Continue the blog text below on county reopening phases and a Jira plugin, starting right after its last sentence.

→ Given text:
========================

Yesterday, the county agreed to beg the governor for permission to enter phase 2 of stage 2. The state has “acknowledged receipt of the Form”.

Should they approve it, dine-in restaurants, full-service car washes, shopping malls, and pet grooming will once again be legal. Not sure about haircuts, since there’s industry-specific advice that suggests yes, but they fall into a category that’s still listed as “phase 3”.

On the bright side, residential cleaning services will be permitted to reopen, which means I can have my already-pretty-damn-clean house thoroughly scrubbed.

Hopefully my dentist had the financial resources to ride this out and can reopen. Soon.

By golly, haircuts are in stage 2.2 now

…assuming salons and barbershops meet the detailed requirements to reopen, some of which assume the owner/operator has plenty of extra money to upgrade the facilities and purchase a large stock of disposable everythings. And that they can get stylists to come back to work despite making more on unemployment thanks to the extra-goodies laws.

(in many cases, stylists are basically independent operators who rent their stations, making them ineligible for unemployment benefits, but California mostly outlawed freelancers this year, so I’m not actually sure what their status is any more)

Creeping featurism, Jira plugin edition…


So there’s a third-party plugin for Jira called “Git Integration for Jira”, whose description claims that all it does is query your Gitlab server and display links to the commits that reference the current Jira issue.

Nowhere does it mention that it also defaults to sending warning emails to addresses mentioned in the commits, even if they don’t map to any of your Jira users.

Like, say, the Freeswitch mailing list.

========================

[Rows from a collection]
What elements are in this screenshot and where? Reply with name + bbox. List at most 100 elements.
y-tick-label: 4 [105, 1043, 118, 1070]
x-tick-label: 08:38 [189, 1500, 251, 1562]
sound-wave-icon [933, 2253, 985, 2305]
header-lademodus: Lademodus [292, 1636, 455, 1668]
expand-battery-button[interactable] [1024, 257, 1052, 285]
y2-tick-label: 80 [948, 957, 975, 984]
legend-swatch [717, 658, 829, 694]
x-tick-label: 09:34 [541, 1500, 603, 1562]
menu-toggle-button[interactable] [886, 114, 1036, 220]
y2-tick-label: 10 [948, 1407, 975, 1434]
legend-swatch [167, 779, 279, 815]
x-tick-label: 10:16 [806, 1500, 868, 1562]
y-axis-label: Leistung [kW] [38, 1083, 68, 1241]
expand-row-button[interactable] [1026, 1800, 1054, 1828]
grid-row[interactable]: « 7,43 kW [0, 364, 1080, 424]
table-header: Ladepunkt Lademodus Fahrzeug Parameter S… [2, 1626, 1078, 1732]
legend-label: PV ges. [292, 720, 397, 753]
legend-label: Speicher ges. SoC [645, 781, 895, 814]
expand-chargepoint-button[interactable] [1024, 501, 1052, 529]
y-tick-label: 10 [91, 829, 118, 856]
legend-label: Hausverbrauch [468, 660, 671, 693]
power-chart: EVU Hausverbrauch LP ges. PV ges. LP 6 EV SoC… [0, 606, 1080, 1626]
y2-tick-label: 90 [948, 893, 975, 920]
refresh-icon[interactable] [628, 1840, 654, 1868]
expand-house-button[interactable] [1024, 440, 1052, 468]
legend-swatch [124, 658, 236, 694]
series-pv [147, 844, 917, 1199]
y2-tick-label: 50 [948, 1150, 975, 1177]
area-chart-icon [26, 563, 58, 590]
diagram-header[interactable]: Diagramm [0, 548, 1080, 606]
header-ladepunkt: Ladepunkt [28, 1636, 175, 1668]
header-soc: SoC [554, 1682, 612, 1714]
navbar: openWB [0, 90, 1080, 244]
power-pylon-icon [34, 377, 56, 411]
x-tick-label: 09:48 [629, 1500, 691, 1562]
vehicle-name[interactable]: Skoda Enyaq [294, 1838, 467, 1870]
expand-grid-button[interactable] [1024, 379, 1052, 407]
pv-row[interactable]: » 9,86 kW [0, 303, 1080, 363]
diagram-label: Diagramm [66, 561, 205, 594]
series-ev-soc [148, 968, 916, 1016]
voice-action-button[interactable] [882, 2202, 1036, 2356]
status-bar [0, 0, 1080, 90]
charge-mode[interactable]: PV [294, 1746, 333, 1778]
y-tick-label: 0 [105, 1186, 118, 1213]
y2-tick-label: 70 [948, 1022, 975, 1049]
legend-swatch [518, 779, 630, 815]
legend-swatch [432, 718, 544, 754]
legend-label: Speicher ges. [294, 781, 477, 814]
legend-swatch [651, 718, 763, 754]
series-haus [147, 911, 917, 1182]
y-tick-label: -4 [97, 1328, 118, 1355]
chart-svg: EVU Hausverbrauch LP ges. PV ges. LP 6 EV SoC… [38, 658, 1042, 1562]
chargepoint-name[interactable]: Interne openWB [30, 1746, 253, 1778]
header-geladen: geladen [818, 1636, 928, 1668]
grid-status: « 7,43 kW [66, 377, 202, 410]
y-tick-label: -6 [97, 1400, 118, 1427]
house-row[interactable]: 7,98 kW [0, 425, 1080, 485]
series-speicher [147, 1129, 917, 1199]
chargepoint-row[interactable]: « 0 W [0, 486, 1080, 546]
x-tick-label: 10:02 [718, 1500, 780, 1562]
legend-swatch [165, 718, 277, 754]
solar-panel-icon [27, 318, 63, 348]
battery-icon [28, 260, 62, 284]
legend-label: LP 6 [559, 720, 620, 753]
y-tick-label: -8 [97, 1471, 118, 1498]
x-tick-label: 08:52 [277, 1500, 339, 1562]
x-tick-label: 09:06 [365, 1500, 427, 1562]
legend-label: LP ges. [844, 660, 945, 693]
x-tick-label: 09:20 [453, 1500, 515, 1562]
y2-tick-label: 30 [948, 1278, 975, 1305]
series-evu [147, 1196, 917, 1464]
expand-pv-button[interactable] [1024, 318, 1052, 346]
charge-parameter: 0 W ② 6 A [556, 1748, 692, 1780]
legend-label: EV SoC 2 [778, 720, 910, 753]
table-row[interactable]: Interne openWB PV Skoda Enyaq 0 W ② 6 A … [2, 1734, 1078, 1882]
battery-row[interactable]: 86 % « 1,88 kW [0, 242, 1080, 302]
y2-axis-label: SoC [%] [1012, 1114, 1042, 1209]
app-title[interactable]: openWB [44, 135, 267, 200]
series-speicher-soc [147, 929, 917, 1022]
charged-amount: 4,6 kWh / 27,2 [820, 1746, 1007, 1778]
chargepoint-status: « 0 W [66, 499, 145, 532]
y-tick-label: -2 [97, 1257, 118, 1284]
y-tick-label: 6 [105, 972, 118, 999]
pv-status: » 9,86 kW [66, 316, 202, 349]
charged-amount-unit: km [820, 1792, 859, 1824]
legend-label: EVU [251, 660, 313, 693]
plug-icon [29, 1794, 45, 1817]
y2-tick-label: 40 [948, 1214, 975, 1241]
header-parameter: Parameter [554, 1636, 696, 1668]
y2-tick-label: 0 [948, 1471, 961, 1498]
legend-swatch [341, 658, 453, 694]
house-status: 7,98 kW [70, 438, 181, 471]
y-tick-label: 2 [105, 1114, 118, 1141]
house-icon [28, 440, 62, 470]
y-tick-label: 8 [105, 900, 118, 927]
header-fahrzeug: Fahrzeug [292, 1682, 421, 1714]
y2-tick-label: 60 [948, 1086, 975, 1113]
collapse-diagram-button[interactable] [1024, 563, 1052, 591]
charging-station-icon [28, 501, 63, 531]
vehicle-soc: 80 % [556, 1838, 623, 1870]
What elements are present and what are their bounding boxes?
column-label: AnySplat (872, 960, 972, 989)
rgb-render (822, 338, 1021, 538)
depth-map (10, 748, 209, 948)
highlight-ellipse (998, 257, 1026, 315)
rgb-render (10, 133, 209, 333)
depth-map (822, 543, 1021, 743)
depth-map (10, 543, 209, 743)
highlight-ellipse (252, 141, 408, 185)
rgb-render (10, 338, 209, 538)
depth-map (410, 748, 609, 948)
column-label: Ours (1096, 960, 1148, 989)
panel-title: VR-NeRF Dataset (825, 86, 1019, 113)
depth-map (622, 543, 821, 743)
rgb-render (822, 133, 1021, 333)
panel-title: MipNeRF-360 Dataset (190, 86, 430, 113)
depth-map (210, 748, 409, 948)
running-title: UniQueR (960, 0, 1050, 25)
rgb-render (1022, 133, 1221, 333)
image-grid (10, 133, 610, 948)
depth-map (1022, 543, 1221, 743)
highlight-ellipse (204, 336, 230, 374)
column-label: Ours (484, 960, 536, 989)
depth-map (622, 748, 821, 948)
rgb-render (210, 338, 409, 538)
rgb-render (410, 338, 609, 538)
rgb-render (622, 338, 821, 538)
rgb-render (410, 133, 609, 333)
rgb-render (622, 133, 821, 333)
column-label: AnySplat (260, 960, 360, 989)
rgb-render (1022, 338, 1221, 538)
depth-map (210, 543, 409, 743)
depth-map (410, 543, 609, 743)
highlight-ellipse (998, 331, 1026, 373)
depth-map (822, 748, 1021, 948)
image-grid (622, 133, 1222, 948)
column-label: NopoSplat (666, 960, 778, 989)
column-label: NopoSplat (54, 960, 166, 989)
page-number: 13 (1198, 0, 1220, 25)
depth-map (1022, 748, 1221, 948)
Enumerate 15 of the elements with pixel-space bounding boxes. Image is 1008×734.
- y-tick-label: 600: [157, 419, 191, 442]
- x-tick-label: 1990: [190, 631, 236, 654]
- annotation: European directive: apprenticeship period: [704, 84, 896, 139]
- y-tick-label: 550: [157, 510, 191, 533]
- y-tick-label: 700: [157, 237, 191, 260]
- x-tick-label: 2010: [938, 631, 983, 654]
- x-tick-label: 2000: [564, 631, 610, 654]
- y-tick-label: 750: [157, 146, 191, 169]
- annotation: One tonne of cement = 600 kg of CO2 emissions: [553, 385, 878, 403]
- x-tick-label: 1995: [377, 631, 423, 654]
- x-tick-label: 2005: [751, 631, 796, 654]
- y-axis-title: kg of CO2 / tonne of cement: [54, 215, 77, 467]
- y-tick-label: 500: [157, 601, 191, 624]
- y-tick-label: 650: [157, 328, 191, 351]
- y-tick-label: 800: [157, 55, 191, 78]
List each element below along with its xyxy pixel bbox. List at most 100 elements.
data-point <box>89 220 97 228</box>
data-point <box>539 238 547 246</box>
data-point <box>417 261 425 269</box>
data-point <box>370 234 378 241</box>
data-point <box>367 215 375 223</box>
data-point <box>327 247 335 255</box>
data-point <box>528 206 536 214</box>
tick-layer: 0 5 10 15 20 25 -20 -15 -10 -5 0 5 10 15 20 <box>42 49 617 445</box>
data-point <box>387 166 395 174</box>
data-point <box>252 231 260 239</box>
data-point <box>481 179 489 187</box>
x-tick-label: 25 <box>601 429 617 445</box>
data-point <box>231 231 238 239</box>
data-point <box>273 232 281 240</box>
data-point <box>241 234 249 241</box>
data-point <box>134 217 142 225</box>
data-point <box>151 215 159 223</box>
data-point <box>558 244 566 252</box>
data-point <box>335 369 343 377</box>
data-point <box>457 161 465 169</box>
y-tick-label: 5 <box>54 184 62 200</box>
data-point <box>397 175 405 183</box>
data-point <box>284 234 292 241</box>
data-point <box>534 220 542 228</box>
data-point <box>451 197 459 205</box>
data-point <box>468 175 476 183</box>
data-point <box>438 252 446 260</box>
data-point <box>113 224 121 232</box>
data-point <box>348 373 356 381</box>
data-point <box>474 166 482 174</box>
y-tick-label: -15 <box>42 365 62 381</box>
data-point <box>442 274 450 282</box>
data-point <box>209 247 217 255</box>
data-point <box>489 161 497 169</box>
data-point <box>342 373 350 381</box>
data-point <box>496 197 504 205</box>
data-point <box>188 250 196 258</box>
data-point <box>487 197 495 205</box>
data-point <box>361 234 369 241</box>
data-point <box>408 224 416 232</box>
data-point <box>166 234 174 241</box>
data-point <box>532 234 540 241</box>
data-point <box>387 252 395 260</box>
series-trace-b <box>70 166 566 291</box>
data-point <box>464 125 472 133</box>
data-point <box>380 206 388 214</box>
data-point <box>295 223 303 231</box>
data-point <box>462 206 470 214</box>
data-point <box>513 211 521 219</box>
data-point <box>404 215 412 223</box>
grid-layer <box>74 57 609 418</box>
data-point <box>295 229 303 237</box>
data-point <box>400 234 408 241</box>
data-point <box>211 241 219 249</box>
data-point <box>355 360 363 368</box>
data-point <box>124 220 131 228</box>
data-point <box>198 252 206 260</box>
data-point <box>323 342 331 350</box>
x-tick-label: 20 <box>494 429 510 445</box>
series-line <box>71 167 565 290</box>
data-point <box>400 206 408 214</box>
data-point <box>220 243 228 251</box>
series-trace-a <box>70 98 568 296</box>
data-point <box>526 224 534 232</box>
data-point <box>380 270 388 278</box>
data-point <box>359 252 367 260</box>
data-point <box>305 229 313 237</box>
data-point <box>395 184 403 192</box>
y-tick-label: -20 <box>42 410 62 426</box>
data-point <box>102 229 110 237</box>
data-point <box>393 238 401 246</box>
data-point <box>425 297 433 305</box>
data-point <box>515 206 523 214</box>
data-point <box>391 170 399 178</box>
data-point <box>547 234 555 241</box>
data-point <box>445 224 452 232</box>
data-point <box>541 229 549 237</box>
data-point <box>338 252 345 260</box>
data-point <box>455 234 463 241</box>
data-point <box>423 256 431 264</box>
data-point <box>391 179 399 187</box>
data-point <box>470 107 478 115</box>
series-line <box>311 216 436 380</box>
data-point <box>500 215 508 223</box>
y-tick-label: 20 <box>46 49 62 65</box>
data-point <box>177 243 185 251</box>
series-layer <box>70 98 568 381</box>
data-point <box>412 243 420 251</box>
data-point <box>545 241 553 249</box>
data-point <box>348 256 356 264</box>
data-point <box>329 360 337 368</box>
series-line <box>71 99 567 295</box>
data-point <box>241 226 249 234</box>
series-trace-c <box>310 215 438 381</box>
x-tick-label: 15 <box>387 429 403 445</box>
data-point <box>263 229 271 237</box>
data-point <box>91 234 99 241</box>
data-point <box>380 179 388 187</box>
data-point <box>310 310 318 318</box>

========================

→ Result of the exercise:
The initial helpdesk ticket wasn’t terribly useful in figuring this out, since it consisted of a screenshot of someone’s inbox that didn’t include their email address or even a full subject line, much less something useful like, say, complete email headers. It took three rounds with one of our local devs to elicit the keywords “git integration plugin”, “project key FS”, and “smart commits”.

That last bit is what let me know I was looking at the correct configuration screen, since it’s right above the feature to randomly send email to addresses scraped from the git commit.

Technically, it was handling it…


Woke up this morning, looked at my phone, and saw that I hadn’t received any work email since about 1:15 AM. Since I’m guaranteed to get at least one hourly cron-job result, that’s bad.

Login to mail server (good! that means the VPN is up and the servers still have power!), check the queue, and it eventually returns a number in excess of 500,000.

Almost all of them going to the qanotify alias. Sent from a single server.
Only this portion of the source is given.